- **OBJECTIVE**
Omit the images, then output each of the records below exactly.

=== ENTRIES ===

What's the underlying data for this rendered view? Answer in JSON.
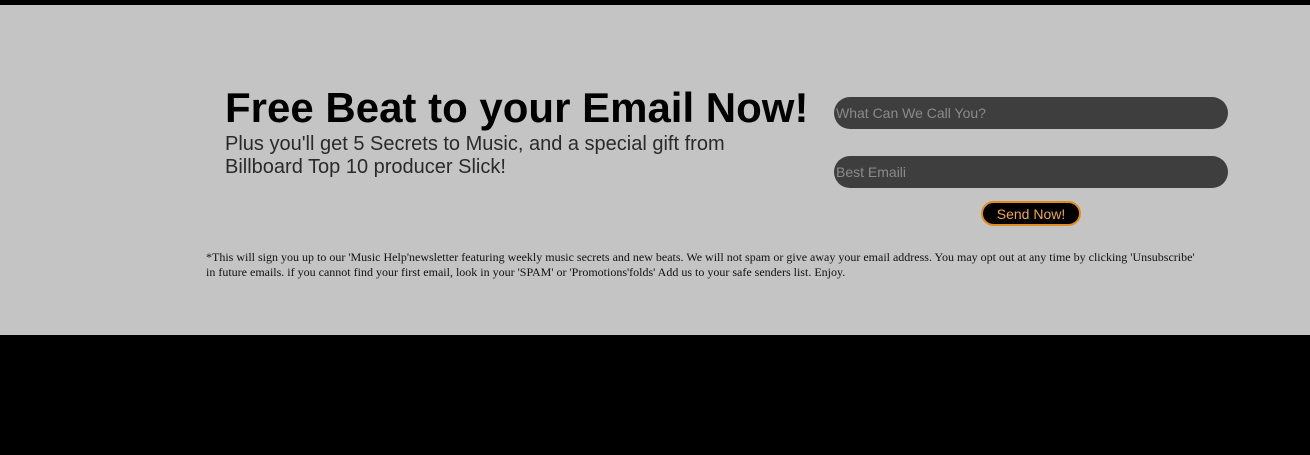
{
  "signup": {
    "headline": "Free Beat to your Email Now!",
    "subheadline": "Plus you'll get 5 Secrets to Music, and a special gift from Billboard Top 10 producer Slick!",
    "name_placeholder": "What Can We Call You?",
    "email_placeholder": "Best Emaili",
    "send_label": "Send Now!",
    "disclaimer": "*This will sign you up to our 'Music Help'newsletter featuring weekly music secrets and new beats. We will not spam or give away your email address. You may opt out at any time by clicking 'Unsubscribe' in future emails. if you cannot find your first email, look in your 'SPAM' or 'Promotions'folds' Add us to your safe senders list. Enjoy."
  },
  "colors": {
    "panel_background": "#c4c4c4",
    "page_background": "#000000",
    "input_background": "#3f3e3f",
    "button_border": "#e08b1f",
    "button_text": "#f0a64a"
  }
}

===

- **TASK SOLUTION**
What's the underlying data for this rendered view? Answer in JSON.
{
  "signup": {
    "headline": "Free Beat to your Email Now!",
    "subheadline": "Plus you'll get 5 Secrets to Music, and a special gift from Billboard Top 10 producer Slick!",
    "name_placeholder": "What Can We Call You?",
    "email_placeholder": "Best Emaili",
    "send_label": "Send Now!",
    "disclaimer": "*This will sign you up to our 'Music Help'newsletter featuring weekly music secrets and new beats. We will not spam or give away your email address. You may opt out at any time by clicking 'Unsubscribe' in future emails. if you cannot find your first email, look in your 'SPAM' or 'Promotions'folds' Add us to your safe senders list. Enjoy."
  },
  "colors": {
    "panel_background": "#c4c4c4",
    "page_background": "#000000",
    "input_background": "#3f3e3f",
    "button_border": "#e08b1f",
    "button_text": "#f0a64a"
  }
}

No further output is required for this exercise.